*** Task material ***
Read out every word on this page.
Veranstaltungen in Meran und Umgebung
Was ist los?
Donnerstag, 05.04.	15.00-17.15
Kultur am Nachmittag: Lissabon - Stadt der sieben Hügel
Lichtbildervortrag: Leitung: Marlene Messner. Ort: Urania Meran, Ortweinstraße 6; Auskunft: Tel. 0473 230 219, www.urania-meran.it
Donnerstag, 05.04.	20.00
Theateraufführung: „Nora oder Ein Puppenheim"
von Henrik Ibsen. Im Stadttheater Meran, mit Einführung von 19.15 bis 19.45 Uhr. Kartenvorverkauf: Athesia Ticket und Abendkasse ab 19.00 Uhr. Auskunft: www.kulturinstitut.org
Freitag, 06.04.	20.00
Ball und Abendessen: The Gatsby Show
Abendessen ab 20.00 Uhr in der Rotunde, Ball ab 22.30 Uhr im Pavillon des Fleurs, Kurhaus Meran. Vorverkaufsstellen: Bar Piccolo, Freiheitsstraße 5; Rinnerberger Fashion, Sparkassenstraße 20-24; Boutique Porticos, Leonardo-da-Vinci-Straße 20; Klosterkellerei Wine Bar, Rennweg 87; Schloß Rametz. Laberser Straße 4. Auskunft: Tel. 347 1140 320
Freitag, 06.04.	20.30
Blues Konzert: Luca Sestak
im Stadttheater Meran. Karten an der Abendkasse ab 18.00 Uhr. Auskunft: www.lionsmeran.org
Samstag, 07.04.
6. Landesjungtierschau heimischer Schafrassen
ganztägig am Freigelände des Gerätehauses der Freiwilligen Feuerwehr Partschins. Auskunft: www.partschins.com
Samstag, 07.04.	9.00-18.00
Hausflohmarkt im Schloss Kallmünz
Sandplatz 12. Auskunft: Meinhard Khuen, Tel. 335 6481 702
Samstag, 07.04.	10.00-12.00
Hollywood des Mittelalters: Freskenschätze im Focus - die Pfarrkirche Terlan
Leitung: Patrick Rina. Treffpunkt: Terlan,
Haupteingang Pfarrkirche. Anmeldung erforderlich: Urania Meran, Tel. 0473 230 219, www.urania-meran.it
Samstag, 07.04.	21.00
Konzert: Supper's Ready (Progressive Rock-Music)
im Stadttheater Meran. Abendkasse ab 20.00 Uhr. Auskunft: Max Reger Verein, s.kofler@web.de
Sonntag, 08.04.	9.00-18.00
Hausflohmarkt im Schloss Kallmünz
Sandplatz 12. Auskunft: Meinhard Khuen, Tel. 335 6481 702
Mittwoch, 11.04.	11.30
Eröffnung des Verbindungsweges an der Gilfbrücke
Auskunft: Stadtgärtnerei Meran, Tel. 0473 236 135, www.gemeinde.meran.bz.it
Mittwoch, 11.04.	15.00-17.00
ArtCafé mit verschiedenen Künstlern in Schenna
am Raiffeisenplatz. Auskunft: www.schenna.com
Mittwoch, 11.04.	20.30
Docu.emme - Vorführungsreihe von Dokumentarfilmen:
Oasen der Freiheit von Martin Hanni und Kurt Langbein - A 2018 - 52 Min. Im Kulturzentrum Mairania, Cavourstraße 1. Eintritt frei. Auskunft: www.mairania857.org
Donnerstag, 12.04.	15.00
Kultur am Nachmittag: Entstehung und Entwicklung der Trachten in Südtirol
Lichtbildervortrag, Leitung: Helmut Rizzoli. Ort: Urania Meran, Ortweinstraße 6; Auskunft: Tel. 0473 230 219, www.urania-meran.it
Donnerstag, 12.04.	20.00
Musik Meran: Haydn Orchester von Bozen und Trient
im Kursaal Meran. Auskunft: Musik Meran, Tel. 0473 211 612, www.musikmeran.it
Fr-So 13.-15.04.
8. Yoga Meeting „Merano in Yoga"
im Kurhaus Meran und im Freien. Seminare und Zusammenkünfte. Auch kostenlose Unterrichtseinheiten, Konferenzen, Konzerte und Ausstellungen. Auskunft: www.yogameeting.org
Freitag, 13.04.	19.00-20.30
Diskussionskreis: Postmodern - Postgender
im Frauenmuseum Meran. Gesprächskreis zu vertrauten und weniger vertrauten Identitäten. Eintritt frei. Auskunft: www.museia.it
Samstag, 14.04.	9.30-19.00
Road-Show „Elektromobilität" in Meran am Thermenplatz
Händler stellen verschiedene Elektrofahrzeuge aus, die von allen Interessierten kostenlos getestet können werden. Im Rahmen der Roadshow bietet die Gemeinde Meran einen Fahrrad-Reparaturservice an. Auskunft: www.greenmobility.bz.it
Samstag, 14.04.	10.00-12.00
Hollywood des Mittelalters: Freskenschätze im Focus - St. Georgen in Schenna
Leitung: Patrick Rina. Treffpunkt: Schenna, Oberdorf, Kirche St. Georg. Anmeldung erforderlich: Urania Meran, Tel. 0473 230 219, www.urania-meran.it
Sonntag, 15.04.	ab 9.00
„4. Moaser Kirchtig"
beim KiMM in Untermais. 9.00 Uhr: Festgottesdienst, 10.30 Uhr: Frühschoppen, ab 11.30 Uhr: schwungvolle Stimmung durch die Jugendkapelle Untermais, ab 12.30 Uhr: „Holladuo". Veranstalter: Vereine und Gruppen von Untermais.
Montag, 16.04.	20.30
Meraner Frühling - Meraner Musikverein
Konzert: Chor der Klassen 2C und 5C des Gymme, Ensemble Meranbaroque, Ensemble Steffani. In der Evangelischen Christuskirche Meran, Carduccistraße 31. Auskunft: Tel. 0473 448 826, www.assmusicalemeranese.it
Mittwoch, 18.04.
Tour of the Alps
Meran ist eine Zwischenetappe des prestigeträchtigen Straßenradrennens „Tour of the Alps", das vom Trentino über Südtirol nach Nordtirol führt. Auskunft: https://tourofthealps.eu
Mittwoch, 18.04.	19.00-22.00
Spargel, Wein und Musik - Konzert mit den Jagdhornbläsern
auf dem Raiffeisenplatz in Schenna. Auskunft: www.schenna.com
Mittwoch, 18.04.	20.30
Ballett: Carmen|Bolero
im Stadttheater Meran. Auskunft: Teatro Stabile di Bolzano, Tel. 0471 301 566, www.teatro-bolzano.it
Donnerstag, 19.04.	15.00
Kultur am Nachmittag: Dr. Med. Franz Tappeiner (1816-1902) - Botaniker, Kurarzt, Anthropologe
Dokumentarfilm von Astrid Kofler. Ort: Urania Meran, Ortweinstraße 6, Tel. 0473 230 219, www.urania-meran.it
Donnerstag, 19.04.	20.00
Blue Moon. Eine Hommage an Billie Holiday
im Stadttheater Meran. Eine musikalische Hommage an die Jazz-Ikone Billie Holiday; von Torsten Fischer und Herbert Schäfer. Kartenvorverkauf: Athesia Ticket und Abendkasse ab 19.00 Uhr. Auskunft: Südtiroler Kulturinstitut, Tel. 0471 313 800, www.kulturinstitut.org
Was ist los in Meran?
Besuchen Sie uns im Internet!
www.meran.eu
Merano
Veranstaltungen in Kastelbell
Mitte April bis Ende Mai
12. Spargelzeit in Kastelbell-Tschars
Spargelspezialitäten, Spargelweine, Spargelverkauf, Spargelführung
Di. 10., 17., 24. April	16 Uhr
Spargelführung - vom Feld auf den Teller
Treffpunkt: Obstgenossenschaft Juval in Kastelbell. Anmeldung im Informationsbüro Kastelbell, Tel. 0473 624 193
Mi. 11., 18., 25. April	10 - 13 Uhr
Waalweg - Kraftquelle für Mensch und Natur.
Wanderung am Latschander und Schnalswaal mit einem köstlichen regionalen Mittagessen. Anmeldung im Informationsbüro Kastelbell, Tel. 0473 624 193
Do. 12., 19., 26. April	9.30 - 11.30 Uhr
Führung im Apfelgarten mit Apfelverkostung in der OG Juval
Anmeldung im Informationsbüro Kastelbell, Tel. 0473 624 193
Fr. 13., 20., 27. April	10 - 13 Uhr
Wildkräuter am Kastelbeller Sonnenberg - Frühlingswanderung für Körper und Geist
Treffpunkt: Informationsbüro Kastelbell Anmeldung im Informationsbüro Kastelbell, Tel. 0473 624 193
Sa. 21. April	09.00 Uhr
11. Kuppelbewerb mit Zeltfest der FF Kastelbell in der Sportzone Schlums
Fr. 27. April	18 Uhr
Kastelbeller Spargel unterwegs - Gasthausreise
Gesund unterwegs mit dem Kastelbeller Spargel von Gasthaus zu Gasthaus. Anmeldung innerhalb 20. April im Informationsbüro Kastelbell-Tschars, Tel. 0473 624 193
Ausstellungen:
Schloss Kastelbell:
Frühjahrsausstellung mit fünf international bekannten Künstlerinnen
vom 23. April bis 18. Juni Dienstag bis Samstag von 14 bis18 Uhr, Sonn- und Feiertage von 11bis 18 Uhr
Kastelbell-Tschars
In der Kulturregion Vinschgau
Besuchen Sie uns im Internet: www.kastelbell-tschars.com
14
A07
***
- _Goal of the exercise_:
Going through the entries above, report how many lines include the string "Freskenschätze". The number alone is the answer.

- _Task answer_:
2